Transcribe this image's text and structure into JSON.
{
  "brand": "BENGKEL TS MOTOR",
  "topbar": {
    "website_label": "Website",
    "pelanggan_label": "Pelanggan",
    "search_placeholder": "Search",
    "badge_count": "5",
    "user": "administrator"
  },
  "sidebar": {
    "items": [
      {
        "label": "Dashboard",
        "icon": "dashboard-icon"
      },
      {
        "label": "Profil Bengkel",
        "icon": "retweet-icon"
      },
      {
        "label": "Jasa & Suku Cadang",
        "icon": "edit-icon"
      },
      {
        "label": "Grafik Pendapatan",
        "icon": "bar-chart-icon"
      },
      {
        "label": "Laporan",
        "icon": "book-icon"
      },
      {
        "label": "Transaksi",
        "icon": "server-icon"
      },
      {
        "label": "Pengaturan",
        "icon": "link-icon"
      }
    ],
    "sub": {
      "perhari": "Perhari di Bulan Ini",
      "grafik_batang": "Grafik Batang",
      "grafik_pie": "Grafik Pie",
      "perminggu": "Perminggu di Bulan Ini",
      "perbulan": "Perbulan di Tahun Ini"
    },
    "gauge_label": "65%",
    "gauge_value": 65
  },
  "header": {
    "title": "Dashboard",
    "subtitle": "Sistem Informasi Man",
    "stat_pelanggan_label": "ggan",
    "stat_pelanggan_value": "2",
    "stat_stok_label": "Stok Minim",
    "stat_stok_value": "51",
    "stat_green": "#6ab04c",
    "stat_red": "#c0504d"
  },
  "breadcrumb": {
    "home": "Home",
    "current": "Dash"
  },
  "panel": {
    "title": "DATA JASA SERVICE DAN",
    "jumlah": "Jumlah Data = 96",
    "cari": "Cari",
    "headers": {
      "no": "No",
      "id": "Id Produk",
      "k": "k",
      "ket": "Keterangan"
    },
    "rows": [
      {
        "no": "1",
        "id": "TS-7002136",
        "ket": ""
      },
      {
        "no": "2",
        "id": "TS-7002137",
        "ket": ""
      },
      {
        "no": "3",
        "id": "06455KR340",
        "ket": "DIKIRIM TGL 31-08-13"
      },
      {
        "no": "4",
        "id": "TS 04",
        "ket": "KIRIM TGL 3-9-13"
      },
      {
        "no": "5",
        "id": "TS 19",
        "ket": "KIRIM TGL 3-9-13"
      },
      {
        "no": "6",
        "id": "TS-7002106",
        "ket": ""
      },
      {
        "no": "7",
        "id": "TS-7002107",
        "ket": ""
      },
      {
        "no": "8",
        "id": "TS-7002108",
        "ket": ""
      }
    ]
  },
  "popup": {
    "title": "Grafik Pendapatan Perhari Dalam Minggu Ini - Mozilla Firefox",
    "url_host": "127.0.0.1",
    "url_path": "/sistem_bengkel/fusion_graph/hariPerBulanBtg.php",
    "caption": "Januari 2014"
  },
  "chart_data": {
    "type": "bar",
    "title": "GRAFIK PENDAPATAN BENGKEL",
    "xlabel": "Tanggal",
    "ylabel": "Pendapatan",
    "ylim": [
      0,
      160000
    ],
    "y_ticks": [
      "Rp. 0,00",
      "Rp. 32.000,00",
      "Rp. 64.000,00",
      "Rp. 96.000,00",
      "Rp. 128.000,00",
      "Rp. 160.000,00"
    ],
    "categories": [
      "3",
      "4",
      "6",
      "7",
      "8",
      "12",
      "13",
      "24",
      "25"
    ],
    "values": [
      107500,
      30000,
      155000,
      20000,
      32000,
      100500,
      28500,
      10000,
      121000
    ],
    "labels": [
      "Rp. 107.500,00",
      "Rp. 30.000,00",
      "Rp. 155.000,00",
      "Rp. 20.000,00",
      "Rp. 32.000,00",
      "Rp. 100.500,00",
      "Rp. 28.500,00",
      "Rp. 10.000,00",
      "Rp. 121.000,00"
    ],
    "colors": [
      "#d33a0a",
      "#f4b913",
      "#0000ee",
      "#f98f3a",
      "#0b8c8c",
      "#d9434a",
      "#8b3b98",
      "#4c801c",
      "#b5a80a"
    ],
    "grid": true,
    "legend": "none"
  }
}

==================================================

WHAT IS REQUIRED =>
Go through the preceding material and copy each line that has the word "icon".

EXERCISE OUTPUT =>
        "icon": "dashboard-icon"
        "icon": "retweet-icon"
        "icon": "edit-icon"
        "icon": "bar-chart-icon"
        "icon": "book-icon"
        "icon": "server-icon"
        "icon": "link-icon"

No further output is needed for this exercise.